%%
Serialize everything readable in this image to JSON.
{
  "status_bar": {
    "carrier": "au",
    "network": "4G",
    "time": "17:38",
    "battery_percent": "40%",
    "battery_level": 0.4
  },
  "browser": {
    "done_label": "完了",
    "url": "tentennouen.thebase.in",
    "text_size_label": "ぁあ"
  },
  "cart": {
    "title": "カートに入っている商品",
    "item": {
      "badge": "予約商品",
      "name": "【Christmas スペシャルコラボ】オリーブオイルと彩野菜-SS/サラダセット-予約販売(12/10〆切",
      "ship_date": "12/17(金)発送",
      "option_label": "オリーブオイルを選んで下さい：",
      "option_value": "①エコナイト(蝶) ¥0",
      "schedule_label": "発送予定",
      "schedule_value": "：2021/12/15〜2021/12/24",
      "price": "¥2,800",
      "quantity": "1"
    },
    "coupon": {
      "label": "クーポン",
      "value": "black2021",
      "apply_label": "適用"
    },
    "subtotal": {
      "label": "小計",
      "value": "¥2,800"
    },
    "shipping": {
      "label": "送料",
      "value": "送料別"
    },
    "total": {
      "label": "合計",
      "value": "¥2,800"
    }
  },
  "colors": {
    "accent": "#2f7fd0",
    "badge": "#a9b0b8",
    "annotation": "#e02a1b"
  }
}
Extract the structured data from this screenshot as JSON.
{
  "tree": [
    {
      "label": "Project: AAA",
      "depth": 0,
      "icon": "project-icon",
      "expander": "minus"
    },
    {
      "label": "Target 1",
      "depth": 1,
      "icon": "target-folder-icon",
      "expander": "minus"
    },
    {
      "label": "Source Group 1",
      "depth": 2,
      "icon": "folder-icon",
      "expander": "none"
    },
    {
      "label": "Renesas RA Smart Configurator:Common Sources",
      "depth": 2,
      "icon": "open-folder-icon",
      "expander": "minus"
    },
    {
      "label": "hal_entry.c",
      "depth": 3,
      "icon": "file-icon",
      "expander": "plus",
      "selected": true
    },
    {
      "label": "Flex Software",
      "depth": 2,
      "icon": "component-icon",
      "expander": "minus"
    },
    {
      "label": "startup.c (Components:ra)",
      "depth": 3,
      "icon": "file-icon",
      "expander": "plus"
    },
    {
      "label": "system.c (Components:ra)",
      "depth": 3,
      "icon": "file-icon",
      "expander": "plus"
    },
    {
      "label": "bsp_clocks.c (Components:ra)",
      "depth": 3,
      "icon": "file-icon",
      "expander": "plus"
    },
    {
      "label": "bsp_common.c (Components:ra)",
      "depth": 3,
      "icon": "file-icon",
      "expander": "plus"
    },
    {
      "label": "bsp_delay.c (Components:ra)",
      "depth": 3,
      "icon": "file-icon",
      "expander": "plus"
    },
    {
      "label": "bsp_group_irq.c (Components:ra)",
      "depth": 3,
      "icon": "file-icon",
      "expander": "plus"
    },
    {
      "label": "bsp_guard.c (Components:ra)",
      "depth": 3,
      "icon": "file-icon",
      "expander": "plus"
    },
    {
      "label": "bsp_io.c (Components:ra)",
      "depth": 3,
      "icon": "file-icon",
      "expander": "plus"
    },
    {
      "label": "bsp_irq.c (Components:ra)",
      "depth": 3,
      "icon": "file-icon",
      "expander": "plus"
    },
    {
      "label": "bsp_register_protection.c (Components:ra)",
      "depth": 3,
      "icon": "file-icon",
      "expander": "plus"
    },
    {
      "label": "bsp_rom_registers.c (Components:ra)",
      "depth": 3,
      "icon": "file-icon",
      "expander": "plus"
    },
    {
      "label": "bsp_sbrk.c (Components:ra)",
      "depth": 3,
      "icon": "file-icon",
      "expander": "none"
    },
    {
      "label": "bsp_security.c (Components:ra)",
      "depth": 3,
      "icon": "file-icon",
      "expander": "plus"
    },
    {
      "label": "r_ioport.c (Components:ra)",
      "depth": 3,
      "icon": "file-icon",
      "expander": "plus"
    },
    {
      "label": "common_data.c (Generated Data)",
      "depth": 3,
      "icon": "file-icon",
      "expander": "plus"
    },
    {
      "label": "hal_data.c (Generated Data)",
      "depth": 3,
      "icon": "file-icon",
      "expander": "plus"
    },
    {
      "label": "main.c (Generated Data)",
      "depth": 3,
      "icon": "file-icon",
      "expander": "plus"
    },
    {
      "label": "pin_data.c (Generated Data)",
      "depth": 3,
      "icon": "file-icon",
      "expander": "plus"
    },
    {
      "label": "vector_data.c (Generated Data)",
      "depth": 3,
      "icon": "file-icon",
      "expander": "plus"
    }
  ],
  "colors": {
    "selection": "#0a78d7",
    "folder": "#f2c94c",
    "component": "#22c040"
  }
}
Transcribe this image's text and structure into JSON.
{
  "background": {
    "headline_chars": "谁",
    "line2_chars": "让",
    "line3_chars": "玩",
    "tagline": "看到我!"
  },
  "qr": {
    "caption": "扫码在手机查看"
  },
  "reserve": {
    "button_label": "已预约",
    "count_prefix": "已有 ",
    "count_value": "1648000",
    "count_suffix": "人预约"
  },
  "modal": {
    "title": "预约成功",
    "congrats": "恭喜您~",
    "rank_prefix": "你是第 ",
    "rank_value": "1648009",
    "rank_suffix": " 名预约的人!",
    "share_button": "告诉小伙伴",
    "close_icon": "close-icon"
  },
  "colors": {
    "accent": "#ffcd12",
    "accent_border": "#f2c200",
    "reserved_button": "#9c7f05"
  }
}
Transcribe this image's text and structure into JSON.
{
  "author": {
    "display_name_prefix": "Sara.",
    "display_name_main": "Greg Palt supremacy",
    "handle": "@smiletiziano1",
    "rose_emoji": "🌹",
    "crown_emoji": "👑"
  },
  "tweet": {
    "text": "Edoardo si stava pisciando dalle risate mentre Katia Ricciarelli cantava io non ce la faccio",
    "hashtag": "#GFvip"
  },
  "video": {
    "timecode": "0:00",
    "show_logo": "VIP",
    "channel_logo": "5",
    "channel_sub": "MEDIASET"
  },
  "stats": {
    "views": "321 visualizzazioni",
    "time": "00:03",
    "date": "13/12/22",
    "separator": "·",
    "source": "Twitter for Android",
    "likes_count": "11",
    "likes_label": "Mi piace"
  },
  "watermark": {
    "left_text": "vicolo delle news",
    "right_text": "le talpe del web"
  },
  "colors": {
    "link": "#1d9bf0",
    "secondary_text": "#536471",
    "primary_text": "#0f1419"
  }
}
%%
== YOUR INSTRUCTIONS ==
Return the listing above in full, character for character.

== FINISHED ANSWER ==
Serialize everything readable in this image to JSON.
{
  "status_bar": {
    "carrier": "au",
    "network": "4G",
    "time": "17:38",
    "battery_percent": "40%",
    "battery_level": 0.4
  },
  "browser": {
    "done_label": "完了",
    "url": "tentennouen.thebase.in",
    "text_size_label": "ぁあ"
  },
  "cart": {
    "title": "カートに入っている商品",
    "item": {
      "badge": "予約商品",
      "name": "【Christmas スペシャルコラボ】オリーブオイルと彩野菜-SS/サラダセット-予約販売(12/10〆切",
      "ship_date": "12/17(金)発送",
      "option_label": "オリーブオイルを選んで下さい：",
      "option_value": "①エコナイト(蝶) ¥0",
      "schedule_label": "発送予定",
      "schedule_value": "：2021/12/15〜2021/12/24",
      "price": "¥2,800",
      "quantity": "1"
    },
    "coupon": {
      "label": "クーポン",
      "value": "black2021",
      "apply_label": "適用"
    },
    "subtotal": {
      "label": "小計",
      "value": "¥2,800"
    },
    "shipping": {
      "label": "送料",
      "value": "送料別"
    },
    "total": {
      "label": "合計",
      "value": "¥2,800"
    }
  },
  "colors": {
    "accent": "#2f7fd0",
    "badge": "#a9b0b8",
    "annotation": "#e02a1b"
  }
}
Extract the structured data from this screenshot as JSON.
{
  "tree": [
    {
      "label": "Project: AAA",
      "depth": 0,
      "icon": "project-icon",
      "expander": "minus"
    },
    {
      "label": "Target 1",
      "depth": 1,
      "icon": "target-folder-icon",
      "expander": "minus"
    },
    {
      "label": "Source Group 1",
      "depth": 2,
      "icon": "folder-icon",
      "expander": "none"
    },
    {
      "label": "Renesas RA Smart Configurator:Common Sources",
      "depth": 2,
      "icon": "open-folder-icon",
      "expander": "minus"
    },
    {
      "label": "hal_entry.c",
      "depth": 3,
      "icon": "file-icon",
      "expander": "plus",
      "selected": true
    },
    {
      "label": "Flex Software",
      "depth": 2,
      "icon": "component-icon",
      "expander": "minus"
    },
    {
      "label": "startup.c (Components:ra)",
      "depth": 3,
      "icon": "file-icon",
      "expander": "plus"
    },
    {
      "label": "system.c (Components:ra)",
      "depth": 3,
      "icon": "file-icon",
      "expander": "plus"
    },
    {
      "label": "bsp_clocks.c (Components:ra)",
      "depth": 3,
      "icon": "file-icon",
      "expander": "plus"
    },
    {
      "label": "bsp_common.c (Components:ra)",
      "depth": 3,
      "icon": "file-icon",
      "expander": "plus"
    },
    {
      "label": "bsp_delay.c (Components:ra)",
      "depth": 3,
      "icon": "file-icon",
      "expander": "plus"
    },
    {
      "label": "bsp_group_irq.c (Components:ra)",
      "depth": 3,
      "icon": "file-icon",
      "expander": "plus"
    },
    {
      "label": "bsp_guard.c (Components:ra)",
      "depth": 3,
      "icon": "file-icon",
      "expander": "plus"
    },
    {
      "label": "bsp_io.c (Components:ra)",
      "depth": 3,
      "icon": "file-icon",
      "expander": "plus"
    },
    {
      "label": "bsp_irq.c (Components:ra)",
      "depth": 3,
      "icon": "file-icon",
      "expander": "plus"
    },
    {
      "label": "bsp_register_protection.c (Components:ra)",
      "depth": 3,
      "icon": "file-icon",
      "expander": "plus"
    },
    {
      "label": "bsp_rom_registers.c (Components:ra)",
      "depth": 3,
      "icon": "file-icon",
      "expander": "plus"
    },
    {
      "label": "bsp_sbrk.c (Components:ra)",
      "depth": 3,
      "icon": "file-icon",
      "expander": "none"
    },
    {
      "label": "bsp_security.c (Components:ra)",
      "depth": 3,
      "icon": "file-icon",
      "expander": "plus"
    },
    {
      "label": "r_ioport.c (Components:ra)",
      "depth": 3,
      "icon": "file-icon",
      "expander": "plus"
    },
    {
      "label": "common_data.c (Generated Data)",
      "depth": 3,
      "icon": "file-icon",
      "expander": "plus"
    },
    {
      "label": "hal_data.c (Generated Data)",
      "depth": 3,
      "icon": "file-icon",
      "expander": "plus"
    },
    {
      "label": "main.c (Generated Data)",
      "depth": 3,
      "icon": "file-icon",
      "expander": "plus"
    },
    {
      "label": "pin_data.c (Generated Data)",
      "depth": 3,
      "icon": "file-icon",
      "expander": "plus"
    },
    {
      "label": "vector_data.c (Generated Data)",
      "depth": 3,
      "icon": "file-icon",
      "expander": "plus"
    }
  ],
  "colors": {
    "selection": "#0a78d7",
    "folder": "#f2c94c",
    "component": "#22c040"
  }
}
Transcribe this image's text and structure into JSON.
{
  "background": {
    "headline_chars": "谁",
    "line2_chars": "让",
    "line3_chars": "玩",
    "tagline": "看到我!"
  },
  "qr": {
    "caption": "扫码在手机查看"
  },
  "reserve": {
    "button_label": "已预约",
    "count_prefix": "已有 ",
    "count_value": "1648000",
    "count_suffix": "人预约"
  },
  "modal": {
    "title": "预约成功",
    "congrats": "恭喜您~",
    "rank_prefix": "你是第 ",
    "rank_value": "1648009",
    "rank_suffix": " 名预约的人!",
    "share_button": "告诉小伙伴",
    "close_icon": "close-icon"
  },
  "colors": {
    "accent": "#ffcd12",
    "accent_border": "#f2c200",
    "reserved_button": "#9c7f05"
  }
}
Transcribe this image's text and structure into JSON.
{
  "author": {
    "display_name_prefix": "Sara.",
    "display_name_main": "Greg Palt supremacy",
    "handle": "@smiletiziano1",
    "rose_emoji": "🌹",
    "crown_emoji": "👑"
  },
  "tweet": {
    "text": "Edoardo si stava pisciando dalle risate mentre Katia Ricciarelli cantava io non ce la faccio",
    "hashtag": "#GFvip"
  },
  "video": {
    "timecode": "0:00",
    "show_logo": "VIP",
    "channel_logo": "5",
    "channel_sub": "MEDIASET"
  },
  "stats": {
    "views": "321 visualizzazioni",
    "time": "00:03",
    "date": "13/12/22",
    "separator": "·",
    "source": "Twitter for Android",
    "likes_count": "11",
    "likes_label": "Mi piace"
  },
  "watermark": {
    "left_text": "vicolo delle news",
    "right_text": "le talpe del web"
  },
  "colors": {
    "link": "#1d9bf0",
    "secondary_text": "#536471",
    "primary_text": "#0f1419"
  }
}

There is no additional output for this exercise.